• [EXERCISE GOAL]: The entries below contain pictures. Retype everything except those pictures, exactly as given.

Begin DATASET EXTRACT

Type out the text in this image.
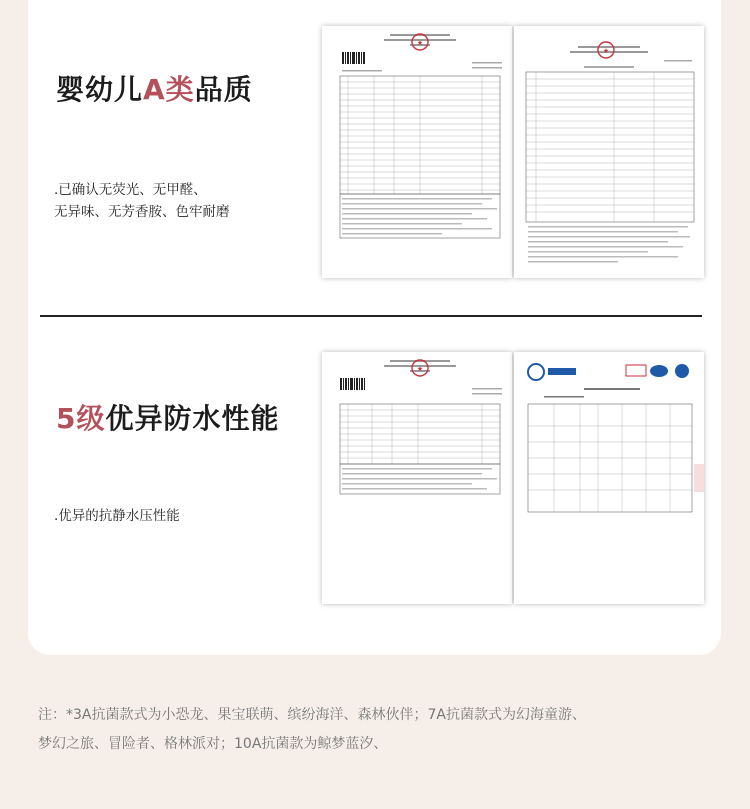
婴幼儿A类品质
.已确认无荧光、无甲醛、
无异味、无芳香胺、色牢耐磨
★
★
5级优异防水性能
.优异的抗静水压性能
★
注：*3A抗菌款式为小恐龙、果宝联萌、缤纷海洋、森林伙伴；7A抗菌款式为幻海童游、
梦幻之旅、冒险者、格林派对；10A抗菌款为鲸梦蓝汐、
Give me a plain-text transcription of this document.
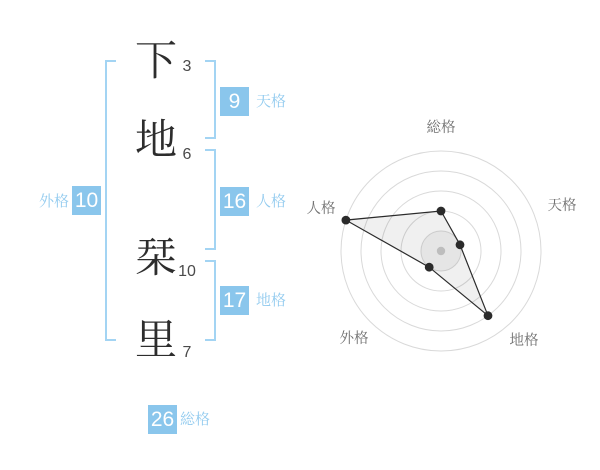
下 3
地 6
栞 10
里 7
9	天格
16 人格
17 地格
外格 10
26 総格
総格
天格
地格
外格
人格
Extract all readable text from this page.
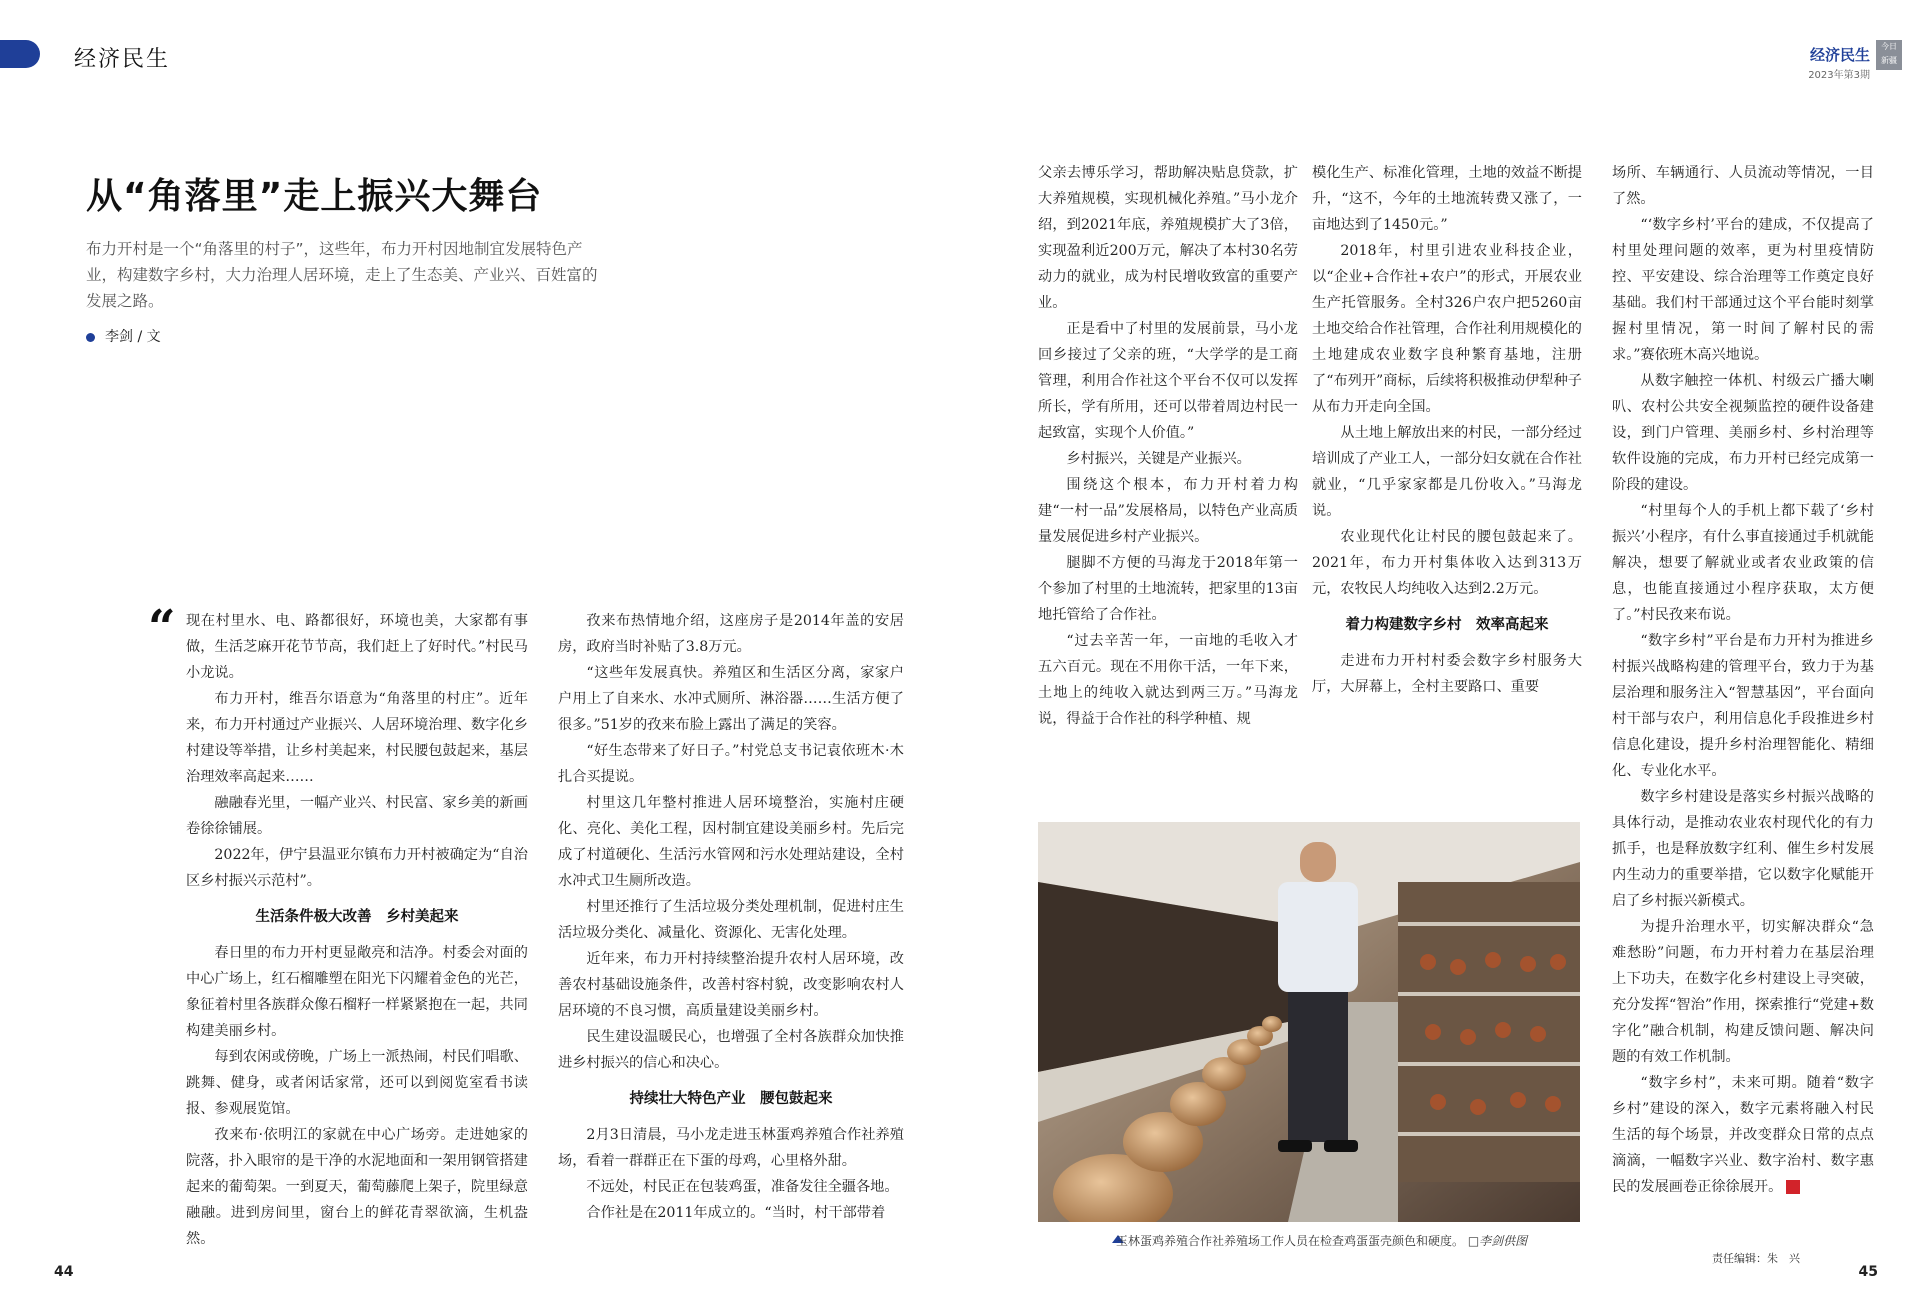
经济民生	经济民生
2023年第3期
今日 新疆
从“角落里”走上振兴大舞台
布力开村是一个“角落里的村子”，这些年，布力开村因地制宜发展特色产业，构建数字乡村，大力治理人居环境，走上了生态美、产业兴、百姓富的发展之路。
李剑 / 文
“ 现在村里水、电、路都很好，环境也美，大家都有事做，生活芝麻开花节节高，我们赶上了好时代。”村民马小龙说。

布力开村，维吾尔语意为“角落里的村庄”。近年来，布力开村通过产业振兴、人居环境治理、数字化乡村建设等举措，让乡村美起来，村民腰包鼓起来，基层治理效率高起来……

融融春光里，一幅产业兴、村民富、家乡美的新画卷徐徐铺展。

2022年，伊宁县温亚尔镇布力开村被确定为“自治区乡村振兴示范村”。

生活条件极大改善　乡村美起来

春日里的布力开村更显敞亮和洁净。村委会对面的中心广场上，红石榴雕塑在阳光下闪耀着金色的光芒，象征着村里各族群众像石榴籽一样紧紧抱在一起，共同构建美丽乡村。

每到农闲或傍晚，广场上一派热闹，村民们唱歌、跳舞、健身，或者闲话家常，还可以到阅览室看书读报、参观展览馆。

孜来布·依明江的家就在中心广场旁。走进她家的院落，扑入眼帘的是干净的水泥地面和一架用钢管搭建起来的葡萄架。一到夏天，葡萄藤爬上架子，院里绿意融融。进到房间里，窗台上的鲜花青翠欲滴，生机盎然。

孜来布热情地介绍，这座房子是2014年盖的安居房，政府当时补贴了3.8万元。

“这些年发展真快。养殖区和生活区分离，家家户户用上了自来水、水冲式厕所、淋浴器……生活方便了很多。”51岁的孜来布脸上露出了满足的笑容。

“好生态带来了好日子。”村党总支书记袁依班木·木扎合买提说。

村里这几年整村推进人居环境整治，实施村庄硬化、亮化、美化工程，因村制宜建设美丽乡村。先后完成了村道硬化、生活污水管网和污水处理站建设，全村水冲式卫生厕所改造。

村里还推行了生活垃圾分类处理机制，促进村庄生活垃圾分类化、减量化、资源化、无害化处理。

近年来，布力开村持续整治提升农村人居环境，改善农村基础设施条件，改善村容村貌，改变影响农村人居环境的不良习惯，高质量建设美丽乡村。

民生建设温暖民心，也增强了全村各族群众加快推进乡村振兴的信心和决心。

持续壮大特色产业　腰包鼓起来

2月3日清晨，马小龙走进玉林蛋鸡养殖合作社养殖场，看着一群群正在下蛋的母鸡，心里格外甜。

不远处，村民正在包装鸡蛋，准备发往全疆各地。

合作社是在2011年成立的。“当时，村干部带着

父亲去博乐学习，帮助解决贴息贷款，扩大养殖规模，实现机械化养殖。”马小龙介绍，到2021年底，养殖规模扩大了3倍，实现盈利近200万元，解决了本村30名劳动力的就业，成为村民增收致富的重要产业。

正是看中了村里的发展前景，马小龙回乡接过了父亲的班，“大学学的是工商管理，利用合作社这个平台不仅可以发挥所长，学有所用，还可以带着周边村民一起致富，实现个人价值。”

乡村振兴，关键是产业振兴。

围绕这个根本，布力开村着力构建“一村一品”发展格局，以特色产业高质量发展促进乡村产业振兴。

腿脚不方便的马海龙于2018年第一个参加了村里的土地流转，把家里的13亩地托管给了合作社。

“过去辛苦一年，一亩地的毛收入才五六百元。现在不用你干活，一年下来，土地上的纯收入就达到两三万。”马海龙说，得益于合作社的科学种植、规

模化生产、标准化管理，土地的效益不断提升，“这不，今年的土地流转费又涨了，一亩地达到了1450元。”

2018年，村里引进农业科技企业，以“企业+合作社+农户”的形式，开展农业生产托管服务。全村326户农户把5260亩土地交给合作社管理，合作社利用规模化的土地建成农业数字良种繁育基地，注册了“布列开”商标，后续将积极推动伊犁种子从布力开走向全国。

从土地上解放出来的村民，一部分经过培训成了产业工人，一部分妇女就在合作社就业，“几乎家家都是几份收入。”马海龙说。

农业现代化让村民的腰包鼓起来了。2021年，布力开村集体收入达到313万元，农牧民人均纯收入达到2.2万元。

着力构建数字乡村　效率高起来

走进布力开村村委会数字乡村服务大厅，大屏幕上，全村主要路口、重要

场所、车辆通行、人员流动等情况，一目了然。

“‘数字乡村’平台的建成，不仅提高了村里处理问题的效率，更为村里疫情防控、平安建设、综合治理等工作奠定良好基础。我们村干部通过这个平台能时刻掌握村里情况，第一时间了解村民的需求。”赛依班木高兴地说。

从数字触控一体机、村级云广播大喇叭、农村公共安全视频监控的硬件设备建设，到门户管理、美丽乡村、乡村治理等软件设施的完成，布力开村已经完成第一阶段的建设。

“村里每个人的手机上都下载了‘乡村振兴’小程序，有什么事直接通过手机就能解决，想要了解就业或者农业政策的信息，也能直接通过小程序获取，太方便了。”村民孜来布说。

“数字乡村”平台是布力开村为推进乡村振兴战略构建的管理平台，致力于为基层治理和服务注入“智慧基因”，平台面向村干部与农户，利用信息化手段推进乡村信息化建设，提升乡村治理智能化、精细化、专业化水平。

数字乡村建设是落实乡村振兴战略的具体行动，是推动农业农村现代化的有力抓手，也是释放数字红利、催生乡村发展内生动力的重要举措，它以数字化赋能开启了乡村振兴新模式。

为提升治理水平，切实解决群众“急难愁盼”问题，布力开村着力在基层治理上下功夫，在数字化乡村建设上寻突破，充分发挥“智治”作用，探索推行“党建+数字化”融合机制，构建反馈问题、解决问题的有效工作机制。

“数字乡村”，未来可期。随着“数字乡村”建设的深入，数字元素将融入村民生活的每个场景，并改变群众日常的点点滴滴，一幅数字兴业、数字治村、数字惠民的发展画卷正徐徐展开。

玉林蛋鸡养殖合作社养殖场工作人员在检查鸡蛋蛋壳颜色和硬度。 □李剑供图
44
责任编辑：朱　兴
45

End DATASET EXTRACT

• [COMPLETED EXERCISE]:
Type out the text in this image.
婴幼儿A类品质
.已确认无荧光、无甲醛、
无异味、无芳香胺、色牢耐磨
★
★
5级优异防水性能
.优异的抗静水压性能
★
注：*3A抗菌款式为小恐龙、果宝联萌、缤纷海洋、森林伙伴；7A抗菌款式为幻海童游、
梦幻之旅、冒险者、格林派对；10A抗菌款为鲸梦蓝汐、
Give me a plain-text transcription of this document.
下 3
地 6
栞 10
里 7
9	天格
16 人格
17 地格
外格 10
26 総格
総格
天格
地格
外格
人格
Extract all readable text from this page.
经济民生	经济民生
2023年第3期
今日 新疆
从“角落里”走上振兴大舞台
布力开村是一个“角落里的村子”，这些年，布力开村因地制宜发展特色产业，构建数字乡村，大力治理人居环境，走上了生态美、产业兴、百姓富的发展之路。
李剑 / 文
“ 现在村里水、电、路都很好，环境也美，大家都有事做，生活芝麻开花节节高，我们赶上了好时代。”村民马小龙说。

布力开村，维吾尔语意为“角落里的村庄”。近年来，布力开村通过产业振兴、人居环境治理、数字化乡村建设等举措，让乡村美起来，村民腰包鼓起来，基层治理效率高起来……

融融春光里，一幅产业兴、村民富、家乡美的新画卷徐徐铺展。

2022年，伊宁县温亚尔镇布力开村被确定为“自治区乡村振兴示范村”。

生活条件极大改善　乡村美起来

春日里的布力开村更显敞亮和洁净。村委会对面的中心广场上，红石榴雕塑在阳光下闪耀着金色的光芒，象征着村里各族群众像石榴籽一样紧紧抱在一起，共同构建美丽乡村。

每到农闲或傍晚，广场上一派热闹，村民们唱歌、跳舞、健身，或者闲话家常，还可以到阅览室看书读报、参观展览馆。

孜来布·依明江的家就在中心广场旁。走进她家的院落，扑入眼帘的是干净的水泥地面和一架用钢管搭建起来的葡萄架。一到夏天，葡萄藤爬上架子，院里绿意融融。进到房间里，窗台上的鲜花青翠欲滴，生机盎然。

孜来布热情地介绍，这座房子是2014年盖的安居房，政府当时补贴了3.8万元。

“这些年发展真快。养殖区和生活区分离，家家户户用上了自来水、水冲式厕所、淋浴器……生活方便了很多。”51岁的孜来布脸上露出了满足的笑容。

“好生态带来了好日子。”村党总支书记袁依班木·木扎合买提说。

村里这几年整村推进人居环境整治，实施村庄硬化、亮化、美化工程，因村制宜建设美丽乡村。先后完成了村道硬化、生活污水管网和污水处理站建设，全村水冲式卫生厕所改造。

村里还推行了生活垃圾分类处理机制，促进村庄生活垃圾分类化、减量化、资源化、无害化处理。

近年来，布力开村持续整治提升农村人居环境，改善农村基础设施条件，改善村容村貌，改变影响农村人居环境的不良习惯，高质量建设美丽乡村。

民生建设温暖民心，也增强了全村各族群众加快推进乡村振兴的信心和决心。

持续壮大特色产业　腰包鼓起来

2月3日清晨，马小龙走进玉林蛋鸡养殖合作社养殖场，看着一群群正在下蛋的母鸡，心里格外甜。

不远处，村民正在包装鸡蛋，准备发往全疆各地。

合作社是在2011年成立的。“当时，村干部带着

父亲去博乐学习，帮助解决贴息贷款，扩大养殖规模，实现机械化养殖。”马小龙介绍，到2021年底，养殖规模扩大了3倍，实现盈利近200万元，解决了本村30名劳动力的就业，成为村民增收致富的重要产业。

正是看中了村里的发展前景，马小龙回乡接过了父亲的班，“大学学的是工商管理，利用合作社这个平台不仅可以发挥所长，学有所用，还可以带着周边村民一起致富，实现个人价值。”

乡村振兴，关键是产业振兴。

围绕这个根本，布力开村着力构建“一村一品”发展格局，以特色产业高质量发展促进乡村产业振兴。

腿脚不方便的马海龙于2018年第一个参加了村里的土地流转，把家里的13亩地托管给了合作社。

“过去辛苦一年，一亩地的毛收入才五六百元。现在不用你干活，一年下来，土地上的纯收入就达到两三万。”马海龙说，得益于合作社的科学种植、规

模化生产、标准化管理，土地的效益不断提升，“这不，今年的土地流转费又涨了，一亩地达到了1450元。”

2018年，村里引进农业科技企业，以“企业+合作社+农户”的形式，开展农业生产托管服务。全村326户农户把5260亩土地交给合作社管理，合作社利用规模化的土地建成农业数字良种繁育基地，注册了“布列开”商标，后续将积极推动伊犁种子从布力开走向全国。

从土地上解放出来的村民，一部分经过培训成了产业工人，一部分妇女就在合作社就业，“几乎家家都是几份收入。”马海龙说。

农业现代化让村民的腰包鼓起来了。2021年，布力开村集体收入达到313万元，农牧民人均纯收入达到2.2万元。

着力构建数字乡村　效率高起来

走进布力开村村委会数字乡村服务大厅，大屏幕上，全村主要路口、重要

场所、车辆通行、人员流动等情况，一目了然。

“‘数字乡村’平台的建成，不仅提高了村里处理问题的效率，更为村里疫情防控、平安建设、综合治理等工作奠定良好基础。我们村干部通过这个平台能时刻掌握村里情况，第一时间了解村民的需求。”赛依班木高兴地说。

从数字触控一体机、村级云广播大喇叭、农村公共安全视频监控的硬件设备建设，到门户管理、美丽乡村、乡村治理等软件设施的完成，布力开村已经完成第一阶段的建设。

“村里每个人的手机上都下载了‘乡村振兴’小程序，有什么事直接通过手机就能解决，想要了解就业或者农业政策的信息，也能直接通过小程序获取，太方便了。”村民孜来布说。

“数字乡村”平台是布力开村为推进乡村振兴战略构建的管理平台，致力于为基层治理和服务注入“智慧基因”，平台面向村干部与农户，利用信息化手段推进乡村信息化建设，提升乡村治理智能化、精细化、专业化水平。

数字乡村建设是落实乡村振兴战略的具体行动，是推动农业农村现代化的有力抓手，也是释放数字红利、催生乡村发展内生动力的重要举措，它以数字化赋能开启了乡村振兴新模式。

为提升治理水平，切实解决群众“急难愁盼”问题，布力开村着力在基层治理上下功夫，在数字化乡村建设上寻突破，充分发挥“智治”作用，探索推行“党建+数字化”融合机制，构建反馈问题、解决问题的有效工作机制。

“数字乡村”，未来可期。随着“数字乡村”建设的深入，数字元素将融入村民生活的每个场景，并改变群众日常的点点滴滴，一幅数字兴业、数字治村、数字惠民的发展画卷正徐徐展开。

玉林蛋鸡养殖合作社养殖场工作人员在检查鸡蛋蛋壳颜色和硬度。 □李剑供图
44
责任编辑：朱　兴
45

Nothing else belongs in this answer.